■ **Problem requirements**
Find each line with the string "ellátása" and copy it.

■ **Information provided**

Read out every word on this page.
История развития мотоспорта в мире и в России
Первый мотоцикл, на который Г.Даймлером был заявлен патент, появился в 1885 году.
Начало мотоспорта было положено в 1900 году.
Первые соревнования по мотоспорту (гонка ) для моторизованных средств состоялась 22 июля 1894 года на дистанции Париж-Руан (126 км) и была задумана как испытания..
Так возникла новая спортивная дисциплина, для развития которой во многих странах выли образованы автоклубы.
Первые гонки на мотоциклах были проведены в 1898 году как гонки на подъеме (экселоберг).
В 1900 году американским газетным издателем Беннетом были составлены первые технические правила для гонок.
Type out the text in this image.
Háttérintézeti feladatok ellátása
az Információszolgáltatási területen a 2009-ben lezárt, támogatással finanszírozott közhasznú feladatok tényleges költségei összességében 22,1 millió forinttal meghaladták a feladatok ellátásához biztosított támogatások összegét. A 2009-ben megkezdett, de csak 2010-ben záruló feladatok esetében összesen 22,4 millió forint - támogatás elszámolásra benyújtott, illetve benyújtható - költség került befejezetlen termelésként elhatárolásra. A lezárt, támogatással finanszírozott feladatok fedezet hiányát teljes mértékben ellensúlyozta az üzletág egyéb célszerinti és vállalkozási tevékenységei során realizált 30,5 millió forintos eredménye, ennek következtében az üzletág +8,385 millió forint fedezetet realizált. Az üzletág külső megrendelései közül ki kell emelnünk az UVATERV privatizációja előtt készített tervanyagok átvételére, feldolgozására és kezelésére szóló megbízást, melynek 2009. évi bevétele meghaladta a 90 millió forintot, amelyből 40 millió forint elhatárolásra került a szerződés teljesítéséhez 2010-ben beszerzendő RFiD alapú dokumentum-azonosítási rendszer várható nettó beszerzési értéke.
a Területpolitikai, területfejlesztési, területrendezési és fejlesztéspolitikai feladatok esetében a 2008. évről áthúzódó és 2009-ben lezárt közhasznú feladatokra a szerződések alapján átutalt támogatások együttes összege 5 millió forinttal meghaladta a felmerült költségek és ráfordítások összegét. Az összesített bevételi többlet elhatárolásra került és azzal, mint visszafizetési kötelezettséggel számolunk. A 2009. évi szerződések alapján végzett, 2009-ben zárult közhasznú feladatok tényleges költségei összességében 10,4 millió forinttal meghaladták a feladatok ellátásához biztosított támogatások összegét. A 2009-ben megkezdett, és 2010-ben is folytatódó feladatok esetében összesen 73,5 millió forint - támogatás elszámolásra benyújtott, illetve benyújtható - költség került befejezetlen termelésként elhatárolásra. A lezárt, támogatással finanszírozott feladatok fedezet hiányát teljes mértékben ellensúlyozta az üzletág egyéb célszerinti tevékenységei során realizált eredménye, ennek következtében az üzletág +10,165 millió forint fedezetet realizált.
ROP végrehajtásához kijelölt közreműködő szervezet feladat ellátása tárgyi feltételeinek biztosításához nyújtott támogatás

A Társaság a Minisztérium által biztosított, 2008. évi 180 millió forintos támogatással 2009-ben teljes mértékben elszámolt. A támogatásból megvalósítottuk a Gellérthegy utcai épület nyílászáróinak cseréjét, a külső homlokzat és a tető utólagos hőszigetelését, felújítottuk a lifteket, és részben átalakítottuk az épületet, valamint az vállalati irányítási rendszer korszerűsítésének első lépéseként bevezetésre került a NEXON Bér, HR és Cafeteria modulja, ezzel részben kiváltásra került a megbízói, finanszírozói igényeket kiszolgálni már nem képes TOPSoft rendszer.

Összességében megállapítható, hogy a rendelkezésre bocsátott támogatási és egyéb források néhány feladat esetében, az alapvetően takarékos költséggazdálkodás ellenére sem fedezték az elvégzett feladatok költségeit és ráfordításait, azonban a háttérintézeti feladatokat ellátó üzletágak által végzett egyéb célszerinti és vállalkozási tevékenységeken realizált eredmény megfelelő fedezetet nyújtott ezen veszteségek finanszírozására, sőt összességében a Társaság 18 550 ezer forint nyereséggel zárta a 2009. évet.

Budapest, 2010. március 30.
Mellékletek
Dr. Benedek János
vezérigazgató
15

■ **Answer to this exercise**
Háttérintézeti feladatok ellátása
ROP végrehajtásához kijelölt közreműködő szervezet feladat ellátása tárgyi feltételeinek biztosításához nyújtott támogatás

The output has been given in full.